■ Data entries:
━━━━━━━━━━━━━━━━━━━━

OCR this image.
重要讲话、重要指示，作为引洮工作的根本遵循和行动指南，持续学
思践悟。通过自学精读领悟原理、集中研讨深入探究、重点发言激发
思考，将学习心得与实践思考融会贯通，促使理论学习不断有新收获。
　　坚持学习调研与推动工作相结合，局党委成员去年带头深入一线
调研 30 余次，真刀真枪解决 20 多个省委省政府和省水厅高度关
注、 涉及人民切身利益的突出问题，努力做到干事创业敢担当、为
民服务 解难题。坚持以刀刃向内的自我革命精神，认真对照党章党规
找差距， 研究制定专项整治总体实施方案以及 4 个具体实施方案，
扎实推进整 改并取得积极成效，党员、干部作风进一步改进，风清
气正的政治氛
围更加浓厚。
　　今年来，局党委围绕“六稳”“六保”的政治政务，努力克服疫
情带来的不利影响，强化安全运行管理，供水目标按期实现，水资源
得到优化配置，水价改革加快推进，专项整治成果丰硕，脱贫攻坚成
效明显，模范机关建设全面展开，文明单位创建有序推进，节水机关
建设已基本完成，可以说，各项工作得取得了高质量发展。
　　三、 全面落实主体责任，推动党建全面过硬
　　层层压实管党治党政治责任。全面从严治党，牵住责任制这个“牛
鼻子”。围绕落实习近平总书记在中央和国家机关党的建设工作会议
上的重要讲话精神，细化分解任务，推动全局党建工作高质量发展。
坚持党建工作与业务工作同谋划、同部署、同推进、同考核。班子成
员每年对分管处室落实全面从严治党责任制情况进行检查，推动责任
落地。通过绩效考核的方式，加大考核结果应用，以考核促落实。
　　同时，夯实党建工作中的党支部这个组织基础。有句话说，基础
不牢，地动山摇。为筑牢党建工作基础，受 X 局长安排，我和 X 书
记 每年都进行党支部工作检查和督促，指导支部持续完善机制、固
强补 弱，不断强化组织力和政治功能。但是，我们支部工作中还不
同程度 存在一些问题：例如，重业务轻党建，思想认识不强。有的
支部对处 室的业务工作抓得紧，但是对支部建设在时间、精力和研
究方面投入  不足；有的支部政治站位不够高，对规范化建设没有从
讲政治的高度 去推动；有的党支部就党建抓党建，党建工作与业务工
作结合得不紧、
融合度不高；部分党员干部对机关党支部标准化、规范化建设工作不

━━━━━━━━━━━━━━━━━━━━

Output all of the data again, exactly.

OCR this image.
重要讲话、重要指示，作为引洮工作的根本遵循和行动指南，持续学
思践悟。通过自学精读领悟原理、集中研讨深入探究、重点发言激发
思考，将学习心得与实践思考融会贯通，促使理论学习不断有新收获。
　　坚持学习调研与推动工作相结合，局党委成员去年带头深入一线
调研 30 余次，真刀真枪解决 20 多个省委省政府和省水厅高度关
注、 涉及人民切身利益的突出问题，努力做到干事创业敢担当、为
民服务 解难题。坚持以刀刃向内的自我革命精神，认真对照党章党规
找差距， 研究制定专项整治总体实施方案以及 4 个具体实施方案，
扎实推进整 改并取得积极成效，党员、干部作风进一步改进，风清
气正的政治氛
围更加浓厚。
　　今年来，局党委围绕“六稳”“六保”的政治政务，努力克服疫
情带来的不利影响，强化安全运行管理，供水目标按期实现，水资源
得到优化配置，水价改革加快推进，专项整治成果丰硕，脱贫攻坚成
效明显，模范机关建设全面展开，文明单位创建有序推进，节水机关
建设已基本完成，可以说，各项工作得取得了高质量发展。
　　三、 全面落实主体责任，推动党建全面过硬
　　层层压实管党治党政治责任。全面从严治党，牵住责任制这个“牛
鼻子”。围绕落实习近平总书记在中央和国家机关党的建设工作会议
上的重要讲话精神，细化分解任务，推动全局党建工作高质量发展。
坚持党建工作与业务工作同谋划、同部署、同推进、同考核。班子成
员每年对分管处室落实全面从严治党责任制情况进行检查，推动责任
落地。通过绩效考核的方式，加大考核结果应用，以考核促落实。
　　同时，夯实党建工作中的党支部这个组织基础。有句话说，基础
不牢，地动山摇。为筑牢党建工作基础，受 X 局长安排，我和 X 书
记 每年都进行党支部工作检查和督促，指导支部持续完善机制、固
强补 弱，不断强化组织力和政治功能。但是，我们支部工作中还不
同程度 存在一些问题：例如，重业务轻党建，思想认识不强。有的
支部对处 室的业务工作抓得紧，但是对支部建设在时间、精力和研
究方面投入  不足；有的支部政治站位不够高，对规范化建设没有从
讲政治的高度 去推动；有的党支部就党建抓党建，党建工作与业务工
作结合得不紧、
融合度不高；部分党员干部对机关党支部标准化、规范化建设工作不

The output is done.